For the entries below, how many lines include the word "توانید"? Give the figure and nothing more.

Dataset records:
** Begin **

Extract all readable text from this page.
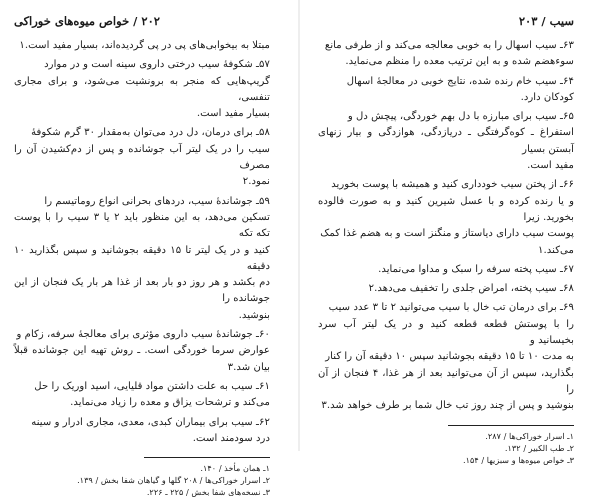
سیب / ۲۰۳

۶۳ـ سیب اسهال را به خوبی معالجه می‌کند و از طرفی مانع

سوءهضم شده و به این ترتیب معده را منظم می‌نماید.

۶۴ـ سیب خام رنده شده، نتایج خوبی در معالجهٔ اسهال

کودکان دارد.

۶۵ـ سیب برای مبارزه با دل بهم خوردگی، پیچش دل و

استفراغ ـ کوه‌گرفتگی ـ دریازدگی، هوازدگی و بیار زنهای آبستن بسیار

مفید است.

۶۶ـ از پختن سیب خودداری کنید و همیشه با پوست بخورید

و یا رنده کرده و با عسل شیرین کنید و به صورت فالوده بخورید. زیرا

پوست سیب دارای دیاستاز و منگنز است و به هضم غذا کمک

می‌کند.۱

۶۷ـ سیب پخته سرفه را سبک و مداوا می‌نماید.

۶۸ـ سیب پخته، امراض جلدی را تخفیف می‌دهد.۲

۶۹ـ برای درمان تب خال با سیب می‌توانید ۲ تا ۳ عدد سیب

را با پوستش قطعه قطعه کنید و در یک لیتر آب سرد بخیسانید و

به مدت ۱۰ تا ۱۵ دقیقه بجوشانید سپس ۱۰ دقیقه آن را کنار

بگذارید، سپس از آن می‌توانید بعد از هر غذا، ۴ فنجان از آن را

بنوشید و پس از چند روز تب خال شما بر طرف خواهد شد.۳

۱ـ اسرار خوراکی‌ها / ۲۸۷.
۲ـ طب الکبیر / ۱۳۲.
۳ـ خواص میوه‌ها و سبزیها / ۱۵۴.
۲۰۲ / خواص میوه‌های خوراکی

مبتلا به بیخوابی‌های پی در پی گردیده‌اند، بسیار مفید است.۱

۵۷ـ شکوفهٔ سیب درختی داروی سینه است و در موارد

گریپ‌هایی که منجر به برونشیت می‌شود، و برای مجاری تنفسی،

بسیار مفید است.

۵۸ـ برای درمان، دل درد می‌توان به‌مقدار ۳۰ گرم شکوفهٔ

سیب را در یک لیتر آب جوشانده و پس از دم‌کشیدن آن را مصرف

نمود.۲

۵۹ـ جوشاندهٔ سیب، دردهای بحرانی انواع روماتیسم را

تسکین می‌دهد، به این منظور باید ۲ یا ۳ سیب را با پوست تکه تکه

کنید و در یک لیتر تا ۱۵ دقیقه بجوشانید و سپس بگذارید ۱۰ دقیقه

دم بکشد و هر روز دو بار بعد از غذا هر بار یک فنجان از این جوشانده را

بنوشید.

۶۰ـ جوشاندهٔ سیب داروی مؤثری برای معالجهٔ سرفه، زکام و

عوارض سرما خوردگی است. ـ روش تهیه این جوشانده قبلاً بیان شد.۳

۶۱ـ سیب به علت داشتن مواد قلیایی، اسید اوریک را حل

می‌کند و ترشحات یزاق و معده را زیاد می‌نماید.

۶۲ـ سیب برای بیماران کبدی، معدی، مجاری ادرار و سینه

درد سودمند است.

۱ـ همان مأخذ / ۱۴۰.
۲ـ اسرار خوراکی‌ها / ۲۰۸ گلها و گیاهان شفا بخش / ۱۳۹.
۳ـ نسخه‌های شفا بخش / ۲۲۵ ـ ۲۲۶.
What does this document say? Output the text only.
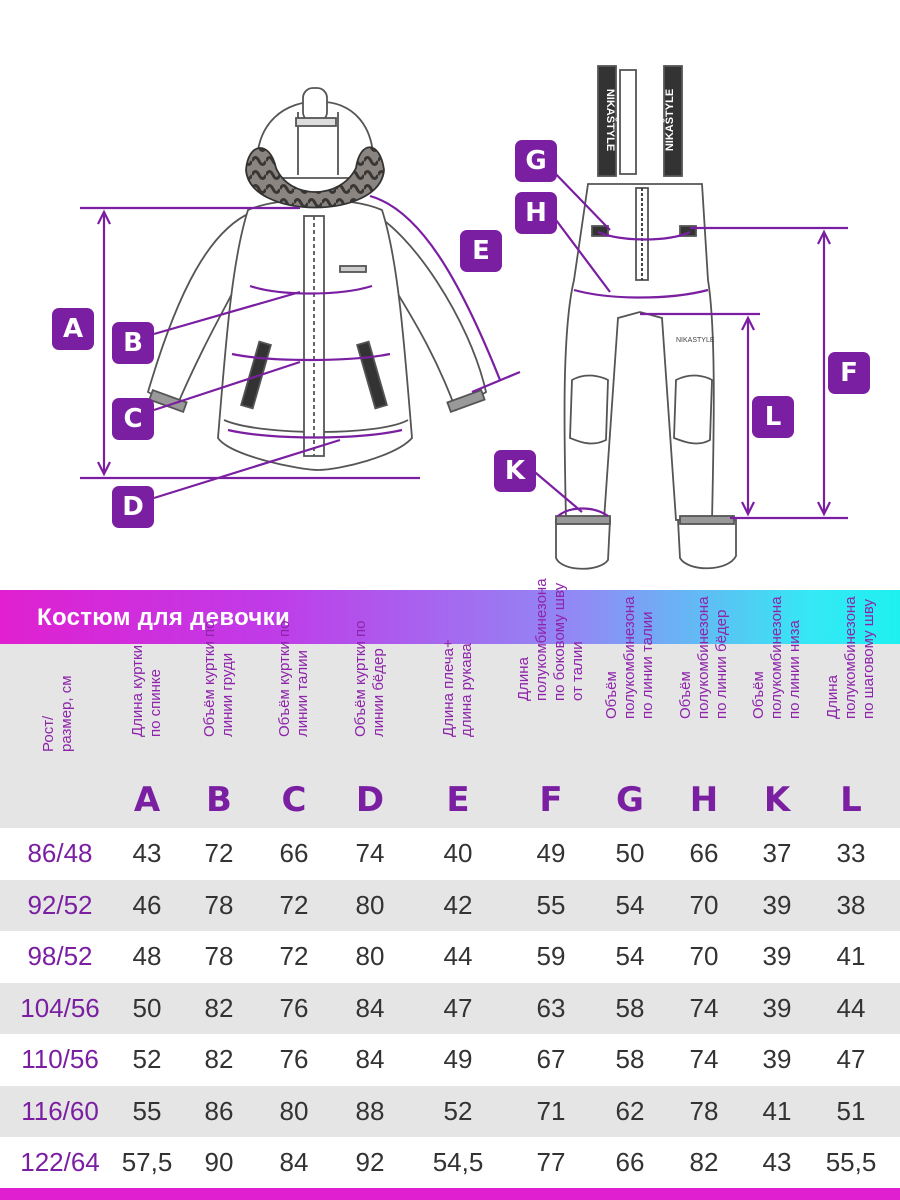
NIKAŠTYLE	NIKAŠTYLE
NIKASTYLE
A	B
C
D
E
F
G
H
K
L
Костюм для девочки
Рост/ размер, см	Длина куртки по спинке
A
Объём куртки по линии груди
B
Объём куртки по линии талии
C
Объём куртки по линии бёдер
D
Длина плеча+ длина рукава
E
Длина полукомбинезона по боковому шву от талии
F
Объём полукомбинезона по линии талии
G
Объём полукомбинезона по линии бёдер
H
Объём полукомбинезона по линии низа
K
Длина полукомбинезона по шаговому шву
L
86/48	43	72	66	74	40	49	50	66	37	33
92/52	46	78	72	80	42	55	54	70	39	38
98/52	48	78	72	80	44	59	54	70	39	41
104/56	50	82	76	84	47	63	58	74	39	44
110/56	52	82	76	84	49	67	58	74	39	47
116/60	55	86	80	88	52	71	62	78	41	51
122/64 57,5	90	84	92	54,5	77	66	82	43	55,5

** End **
** Begin **

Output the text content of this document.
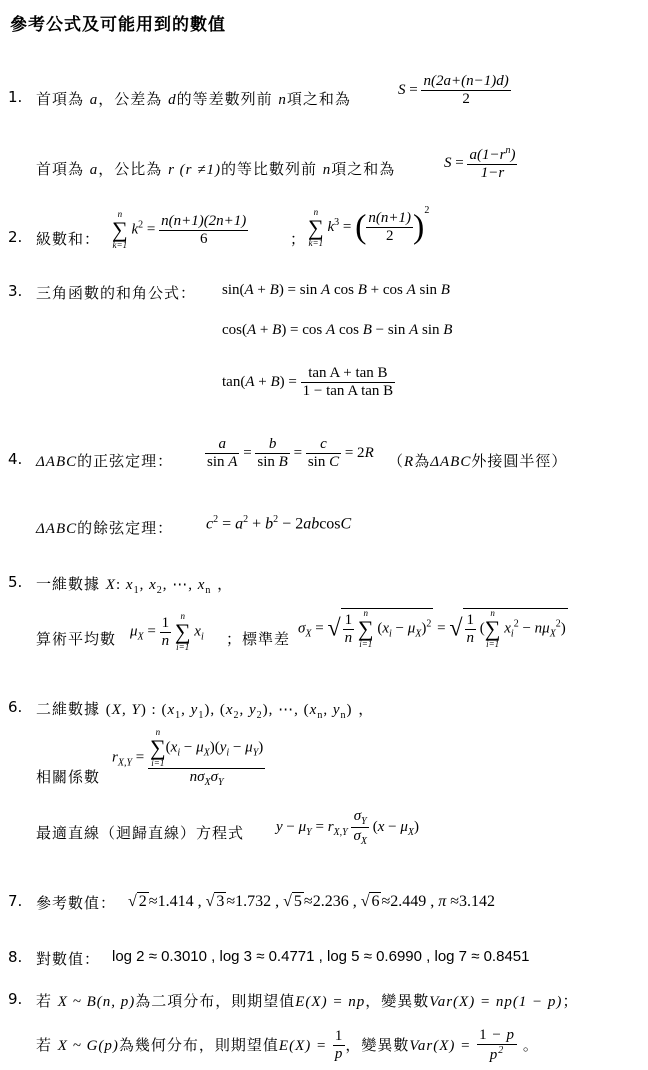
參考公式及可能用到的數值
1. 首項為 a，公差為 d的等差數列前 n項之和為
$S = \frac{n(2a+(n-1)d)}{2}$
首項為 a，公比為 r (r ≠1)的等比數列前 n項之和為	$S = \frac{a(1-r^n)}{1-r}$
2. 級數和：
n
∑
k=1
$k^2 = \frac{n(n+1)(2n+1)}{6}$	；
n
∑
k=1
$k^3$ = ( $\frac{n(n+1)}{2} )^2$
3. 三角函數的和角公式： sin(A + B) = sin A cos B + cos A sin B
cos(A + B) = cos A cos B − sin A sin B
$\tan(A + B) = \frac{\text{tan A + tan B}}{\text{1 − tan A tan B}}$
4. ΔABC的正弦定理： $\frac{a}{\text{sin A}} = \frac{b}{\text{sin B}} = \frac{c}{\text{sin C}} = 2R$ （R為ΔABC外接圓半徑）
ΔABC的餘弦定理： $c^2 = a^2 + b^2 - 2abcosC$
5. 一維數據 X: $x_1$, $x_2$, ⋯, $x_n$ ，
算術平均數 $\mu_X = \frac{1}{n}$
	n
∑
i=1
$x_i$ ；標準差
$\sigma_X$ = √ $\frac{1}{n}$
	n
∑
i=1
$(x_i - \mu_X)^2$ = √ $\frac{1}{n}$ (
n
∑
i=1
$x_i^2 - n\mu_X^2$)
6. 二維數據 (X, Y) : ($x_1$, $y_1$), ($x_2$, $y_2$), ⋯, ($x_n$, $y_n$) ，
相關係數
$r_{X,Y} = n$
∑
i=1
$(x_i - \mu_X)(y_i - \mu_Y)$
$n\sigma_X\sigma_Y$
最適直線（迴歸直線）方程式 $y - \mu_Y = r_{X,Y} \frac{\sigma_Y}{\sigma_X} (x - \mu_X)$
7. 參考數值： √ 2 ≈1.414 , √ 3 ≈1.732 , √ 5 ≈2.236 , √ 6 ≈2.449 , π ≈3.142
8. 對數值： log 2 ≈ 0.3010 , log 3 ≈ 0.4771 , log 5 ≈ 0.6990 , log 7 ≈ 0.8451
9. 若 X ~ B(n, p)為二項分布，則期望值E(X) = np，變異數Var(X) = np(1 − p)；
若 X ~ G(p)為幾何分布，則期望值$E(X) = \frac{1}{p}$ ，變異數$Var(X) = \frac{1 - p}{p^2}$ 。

** End **

• _Exercise result_:
2